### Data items
## BEGIN
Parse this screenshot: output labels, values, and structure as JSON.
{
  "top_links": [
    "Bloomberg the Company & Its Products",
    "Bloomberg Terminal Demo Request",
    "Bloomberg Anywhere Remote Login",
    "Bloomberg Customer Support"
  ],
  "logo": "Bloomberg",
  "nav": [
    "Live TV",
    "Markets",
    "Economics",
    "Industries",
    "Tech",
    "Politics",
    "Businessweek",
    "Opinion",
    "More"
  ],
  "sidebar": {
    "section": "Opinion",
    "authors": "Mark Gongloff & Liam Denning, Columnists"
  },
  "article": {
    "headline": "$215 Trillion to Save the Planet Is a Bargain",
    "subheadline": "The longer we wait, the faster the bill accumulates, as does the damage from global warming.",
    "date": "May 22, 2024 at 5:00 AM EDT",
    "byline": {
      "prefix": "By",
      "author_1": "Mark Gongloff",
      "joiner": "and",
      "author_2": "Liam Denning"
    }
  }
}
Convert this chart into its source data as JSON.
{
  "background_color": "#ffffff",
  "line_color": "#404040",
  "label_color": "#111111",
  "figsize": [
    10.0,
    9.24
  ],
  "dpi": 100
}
## END
## BEGIN
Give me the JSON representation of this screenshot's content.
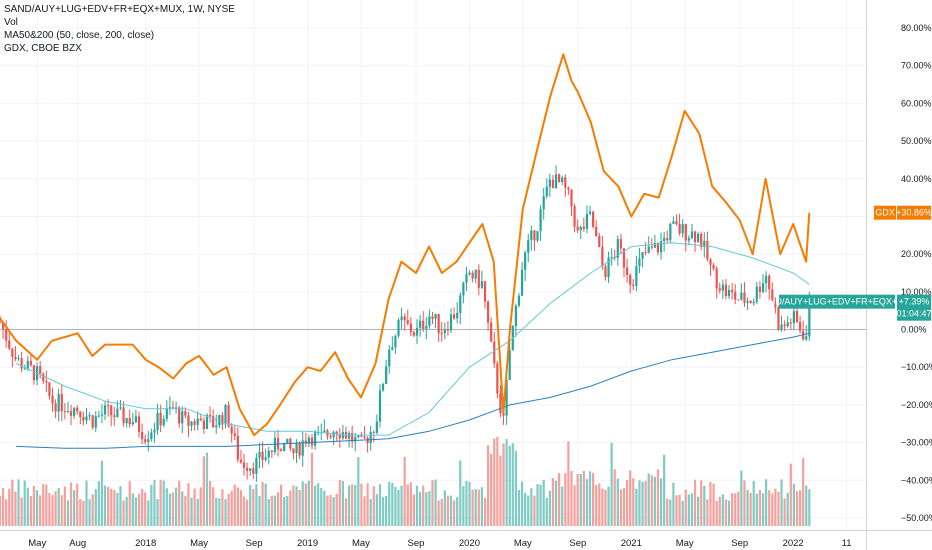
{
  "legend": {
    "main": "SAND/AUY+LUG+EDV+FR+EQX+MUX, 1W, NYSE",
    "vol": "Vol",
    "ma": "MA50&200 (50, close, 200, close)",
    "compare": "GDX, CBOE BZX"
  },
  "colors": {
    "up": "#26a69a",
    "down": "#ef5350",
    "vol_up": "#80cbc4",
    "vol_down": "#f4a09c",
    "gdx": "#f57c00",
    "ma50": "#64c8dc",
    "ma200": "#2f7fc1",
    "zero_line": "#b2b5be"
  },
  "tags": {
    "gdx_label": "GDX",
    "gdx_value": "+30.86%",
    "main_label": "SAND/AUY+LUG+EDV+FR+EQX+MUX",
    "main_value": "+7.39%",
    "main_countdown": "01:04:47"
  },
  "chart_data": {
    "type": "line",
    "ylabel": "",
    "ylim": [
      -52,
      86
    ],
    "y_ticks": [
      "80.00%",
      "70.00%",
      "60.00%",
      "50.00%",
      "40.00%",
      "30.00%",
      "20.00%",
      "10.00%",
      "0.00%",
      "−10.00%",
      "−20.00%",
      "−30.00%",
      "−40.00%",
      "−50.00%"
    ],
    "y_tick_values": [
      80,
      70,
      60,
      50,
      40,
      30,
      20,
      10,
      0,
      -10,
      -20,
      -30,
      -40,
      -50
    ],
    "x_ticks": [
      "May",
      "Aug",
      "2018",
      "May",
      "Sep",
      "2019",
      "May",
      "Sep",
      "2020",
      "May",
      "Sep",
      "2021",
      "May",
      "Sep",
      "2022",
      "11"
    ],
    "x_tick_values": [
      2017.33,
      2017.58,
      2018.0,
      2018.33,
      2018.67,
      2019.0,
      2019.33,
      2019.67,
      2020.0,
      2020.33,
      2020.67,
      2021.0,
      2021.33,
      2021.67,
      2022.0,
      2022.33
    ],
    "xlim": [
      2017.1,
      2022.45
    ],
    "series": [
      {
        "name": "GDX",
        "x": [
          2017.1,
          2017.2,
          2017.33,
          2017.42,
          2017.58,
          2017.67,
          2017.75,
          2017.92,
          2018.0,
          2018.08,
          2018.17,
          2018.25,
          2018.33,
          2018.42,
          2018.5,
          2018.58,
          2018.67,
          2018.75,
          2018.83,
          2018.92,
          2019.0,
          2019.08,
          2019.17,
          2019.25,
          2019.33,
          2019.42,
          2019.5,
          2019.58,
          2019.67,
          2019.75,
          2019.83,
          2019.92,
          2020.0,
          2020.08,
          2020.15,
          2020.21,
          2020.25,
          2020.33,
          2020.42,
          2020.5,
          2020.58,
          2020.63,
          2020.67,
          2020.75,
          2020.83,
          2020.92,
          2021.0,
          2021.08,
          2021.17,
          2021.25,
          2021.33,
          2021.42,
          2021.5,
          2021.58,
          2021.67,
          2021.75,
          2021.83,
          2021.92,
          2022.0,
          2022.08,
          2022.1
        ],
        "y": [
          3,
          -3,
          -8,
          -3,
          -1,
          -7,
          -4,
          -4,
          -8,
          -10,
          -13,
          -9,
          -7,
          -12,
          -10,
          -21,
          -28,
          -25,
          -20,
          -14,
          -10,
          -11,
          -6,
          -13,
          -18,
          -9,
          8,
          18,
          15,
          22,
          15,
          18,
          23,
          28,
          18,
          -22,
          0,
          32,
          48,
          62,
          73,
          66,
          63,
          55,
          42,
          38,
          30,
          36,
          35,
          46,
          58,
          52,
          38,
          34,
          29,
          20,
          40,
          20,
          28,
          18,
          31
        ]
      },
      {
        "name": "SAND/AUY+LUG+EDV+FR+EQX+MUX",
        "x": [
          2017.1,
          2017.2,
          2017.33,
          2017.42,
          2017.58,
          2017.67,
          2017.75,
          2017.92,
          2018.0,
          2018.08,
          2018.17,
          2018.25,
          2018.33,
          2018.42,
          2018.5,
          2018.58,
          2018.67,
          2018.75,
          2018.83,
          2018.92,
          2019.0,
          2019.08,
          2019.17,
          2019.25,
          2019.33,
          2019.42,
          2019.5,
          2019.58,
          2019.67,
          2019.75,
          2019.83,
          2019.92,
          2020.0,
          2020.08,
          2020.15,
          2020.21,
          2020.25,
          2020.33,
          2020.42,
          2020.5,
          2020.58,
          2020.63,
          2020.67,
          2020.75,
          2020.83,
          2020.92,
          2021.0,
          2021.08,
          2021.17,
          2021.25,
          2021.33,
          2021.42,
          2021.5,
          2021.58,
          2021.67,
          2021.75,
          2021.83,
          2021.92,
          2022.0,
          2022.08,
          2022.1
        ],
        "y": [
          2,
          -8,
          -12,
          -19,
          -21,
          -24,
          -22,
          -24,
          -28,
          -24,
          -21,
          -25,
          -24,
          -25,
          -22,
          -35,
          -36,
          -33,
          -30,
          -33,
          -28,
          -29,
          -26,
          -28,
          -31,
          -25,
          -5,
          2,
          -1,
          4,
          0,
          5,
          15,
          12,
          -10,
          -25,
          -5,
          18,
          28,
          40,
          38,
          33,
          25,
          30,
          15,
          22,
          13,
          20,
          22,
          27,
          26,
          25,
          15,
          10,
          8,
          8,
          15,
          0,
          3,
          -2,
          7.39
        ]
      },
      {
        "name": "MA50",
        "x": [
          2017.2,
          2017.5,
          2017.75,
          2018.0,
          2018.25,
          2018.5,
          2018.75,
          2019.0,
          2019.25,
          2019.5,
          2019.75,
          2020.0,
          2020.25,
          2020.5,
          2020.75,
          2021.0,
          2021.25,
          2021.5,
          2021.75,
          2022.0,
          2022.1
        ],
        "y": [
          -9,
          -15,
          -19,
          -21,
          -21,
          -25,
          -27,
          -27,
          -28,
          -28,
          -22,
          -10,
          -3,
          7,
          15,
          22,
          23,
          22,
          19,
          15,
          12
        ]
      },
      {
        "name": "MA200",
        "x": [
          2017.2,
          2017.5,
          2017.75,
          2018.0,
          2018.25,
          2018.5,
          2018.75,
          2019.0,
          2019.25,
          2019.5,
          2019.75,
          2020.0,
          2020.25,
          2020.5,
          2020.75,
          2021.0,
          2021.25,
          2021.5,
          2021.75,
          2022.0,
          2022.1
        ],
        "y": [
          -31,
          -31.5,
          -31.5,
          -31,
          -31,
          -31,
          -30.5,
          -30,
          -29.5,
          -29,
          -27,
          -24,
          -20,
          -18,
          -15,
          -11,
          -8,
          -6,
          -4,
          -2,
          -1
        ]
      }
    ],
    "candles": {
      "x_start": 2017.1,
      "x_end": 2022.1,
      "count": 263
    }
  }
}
## END
## BEGIN
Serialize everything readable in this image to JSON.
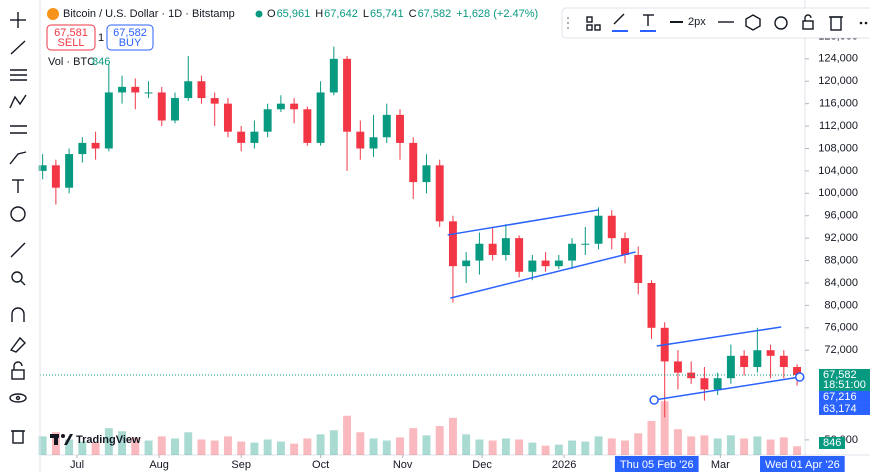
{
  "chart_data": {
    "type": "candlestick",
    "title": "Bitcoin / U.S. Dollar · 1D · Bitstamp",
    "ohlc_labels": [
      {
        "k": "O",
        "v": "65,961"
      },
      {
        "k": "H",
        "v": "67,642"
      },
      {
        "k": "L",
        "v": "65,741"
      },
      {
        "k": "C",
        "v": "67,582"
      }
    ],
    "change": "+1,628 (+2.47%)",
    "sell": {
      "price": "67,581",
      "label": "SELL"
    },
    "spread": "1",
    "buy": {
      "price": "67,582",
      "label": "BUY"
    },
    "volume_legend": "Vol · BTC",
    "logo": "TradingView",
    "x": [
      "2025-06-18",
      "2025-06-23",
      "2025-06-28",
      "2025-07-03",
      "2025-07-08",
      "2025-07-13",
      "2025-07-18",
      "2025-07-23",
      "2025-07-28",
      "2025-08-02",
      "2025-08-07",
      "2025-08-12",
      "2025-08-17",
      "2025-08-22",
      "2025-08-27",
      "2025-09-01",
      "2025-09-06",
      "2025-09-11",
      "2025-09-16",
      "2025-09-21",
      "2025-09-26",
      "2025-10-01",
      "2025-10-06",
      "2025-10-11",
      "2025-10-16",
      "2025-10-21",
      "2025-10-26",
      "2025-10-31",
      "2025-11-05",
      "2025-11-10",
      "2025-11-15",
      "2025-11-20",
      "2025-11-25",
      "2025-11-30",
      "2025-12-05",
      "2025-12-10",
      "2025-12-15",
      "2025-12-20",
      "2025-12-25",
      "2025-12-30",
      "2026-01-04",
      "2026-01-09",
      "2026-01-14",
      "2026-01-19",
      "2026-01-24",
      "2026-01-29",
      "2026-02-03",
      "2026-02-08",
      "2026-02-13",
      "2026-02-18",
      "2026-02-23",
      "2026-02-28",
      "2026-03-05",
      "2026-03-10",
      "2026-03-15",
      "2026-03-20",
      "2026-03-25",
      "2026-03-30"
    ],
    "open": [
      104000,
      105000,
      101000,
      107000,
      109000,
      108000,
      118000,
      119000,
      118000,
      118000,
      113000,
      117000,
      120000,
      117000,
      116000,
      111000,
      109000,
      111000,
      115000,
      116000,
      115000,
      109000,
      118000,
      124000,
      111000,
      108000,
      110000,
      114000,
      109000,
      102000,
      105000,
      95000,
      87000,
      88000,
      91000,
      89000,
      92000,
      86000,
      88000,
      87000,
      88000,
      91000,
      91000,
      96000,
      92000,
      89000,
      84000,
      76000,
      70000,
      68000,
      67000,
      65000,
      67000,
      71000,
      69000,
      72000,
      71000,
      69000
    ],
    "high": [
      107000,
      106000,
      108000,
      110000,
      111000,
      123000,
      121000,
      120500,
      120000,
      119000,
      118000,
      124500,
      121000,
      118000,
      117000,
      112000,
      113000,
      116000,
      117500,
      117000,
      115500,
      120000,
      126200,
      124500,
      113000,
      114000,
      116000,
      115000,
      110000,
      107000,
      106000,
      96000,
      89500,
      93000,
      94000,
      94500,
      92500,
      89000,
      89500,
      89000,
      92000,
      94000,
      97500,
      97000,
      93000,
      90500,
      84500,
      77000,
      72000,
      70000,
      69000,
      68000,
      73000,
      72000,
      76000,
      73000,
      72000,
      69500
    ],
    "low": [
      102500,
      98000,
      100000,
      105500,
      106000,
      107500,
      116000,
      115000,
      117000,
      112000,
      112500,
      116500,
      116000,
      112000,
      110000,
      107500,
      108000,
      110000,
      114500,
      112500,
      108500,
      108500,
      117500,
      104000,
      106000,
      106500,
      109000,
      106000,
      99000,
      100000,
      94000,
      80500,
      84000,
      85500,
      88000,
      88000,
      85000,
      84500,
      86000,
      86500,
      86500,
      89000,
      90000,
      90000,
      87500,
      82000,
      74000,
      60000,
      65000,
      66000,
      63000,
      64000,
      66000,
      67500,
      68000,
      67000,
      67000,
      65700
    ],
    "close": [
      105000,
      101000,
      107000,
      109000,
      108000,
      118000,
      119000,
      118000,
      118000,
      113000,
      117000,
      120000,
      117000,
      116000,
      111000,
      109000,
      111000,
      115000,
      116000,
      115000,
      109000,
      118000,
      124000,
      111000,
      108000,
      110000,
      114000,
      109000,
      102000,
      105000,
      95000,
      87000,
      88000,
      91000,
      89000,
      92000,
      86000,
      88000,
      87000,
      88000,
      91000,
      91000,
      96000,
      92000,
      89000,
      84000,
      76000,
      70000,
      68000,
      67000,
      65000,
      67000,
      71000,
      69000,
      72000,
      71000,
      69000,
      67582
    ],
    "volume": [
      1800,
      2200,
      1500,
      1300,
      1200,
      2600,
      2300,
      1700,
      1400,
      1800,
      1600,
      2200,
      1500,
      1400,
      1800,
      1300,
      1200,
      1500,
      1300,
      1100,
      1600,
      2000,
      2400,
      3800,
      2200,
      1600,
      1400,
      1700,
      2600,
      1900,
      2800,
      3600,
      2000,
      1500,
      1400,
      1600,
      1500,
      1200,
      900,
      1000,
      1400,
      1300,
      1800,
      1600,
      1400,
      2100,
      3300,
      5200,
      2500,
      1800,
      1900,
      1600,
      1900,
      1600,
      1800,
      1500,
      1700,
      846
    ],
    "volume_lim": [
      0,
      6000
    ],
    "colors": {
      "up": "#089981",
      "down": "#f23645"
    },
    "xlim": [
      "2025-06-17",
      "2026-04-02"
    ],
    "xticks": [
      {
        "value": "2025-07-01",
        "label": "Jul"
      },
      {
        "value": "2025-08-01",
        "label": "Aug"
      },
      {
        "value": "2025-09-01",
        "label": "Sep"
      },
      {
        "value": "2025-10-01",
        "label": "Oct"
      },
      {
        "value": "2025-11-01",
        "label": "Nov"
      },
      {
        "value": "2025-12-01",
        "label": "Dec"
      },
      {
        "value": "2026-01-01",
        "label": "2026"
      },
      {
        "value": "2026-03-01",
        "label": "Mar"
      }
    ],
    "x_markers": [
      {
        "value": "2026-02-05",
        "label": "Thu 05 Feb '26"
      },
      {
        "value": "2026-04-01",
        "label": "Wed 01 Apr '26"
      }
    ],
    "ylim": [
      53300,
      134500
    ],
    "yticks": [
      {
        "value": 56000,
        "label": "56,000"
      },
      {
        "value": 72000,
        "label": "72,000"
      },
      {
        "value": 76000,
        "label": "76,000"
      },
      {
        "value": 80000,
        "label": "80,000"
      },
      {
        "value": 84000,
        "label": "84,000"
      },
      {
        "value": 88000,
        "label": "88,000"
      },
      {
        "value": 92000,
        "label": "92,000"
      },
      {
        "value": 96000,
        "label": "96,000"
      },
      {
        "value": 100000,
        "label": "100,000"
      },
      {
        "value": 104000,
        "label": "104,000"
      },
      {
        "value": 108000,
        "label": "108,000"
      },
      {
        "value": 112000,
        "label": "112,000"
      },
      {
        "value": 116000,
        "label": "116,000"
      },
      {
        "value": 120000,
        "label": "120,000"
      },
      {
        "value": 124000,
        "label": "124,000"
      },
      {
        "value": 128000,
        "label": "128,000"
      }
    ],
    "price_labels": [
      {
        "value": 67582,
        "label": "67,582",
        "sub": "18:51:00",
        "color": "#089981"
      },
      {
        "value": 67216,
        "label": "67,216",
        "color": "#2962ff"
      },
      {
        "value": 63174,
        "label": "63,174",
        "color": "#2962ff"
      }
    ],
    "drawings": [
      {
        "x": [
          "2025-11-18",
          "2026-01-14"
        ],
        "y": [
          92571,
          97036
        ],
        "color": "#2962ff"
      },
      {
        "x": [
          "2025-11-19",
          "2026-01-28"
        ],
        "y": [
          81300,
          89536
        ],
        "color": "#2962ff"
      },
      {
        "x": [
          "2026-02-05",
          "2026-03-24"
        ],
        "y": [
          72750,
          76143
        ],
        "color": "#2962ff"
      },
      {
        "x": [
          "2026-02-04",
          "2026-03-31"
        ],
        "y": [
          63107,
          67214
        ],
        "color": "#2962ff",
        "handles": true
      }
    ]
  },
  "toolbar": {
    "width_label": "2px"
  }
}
## END
### Aim
Return nothing except the number of lines that include the string "this".

### Finished answer
4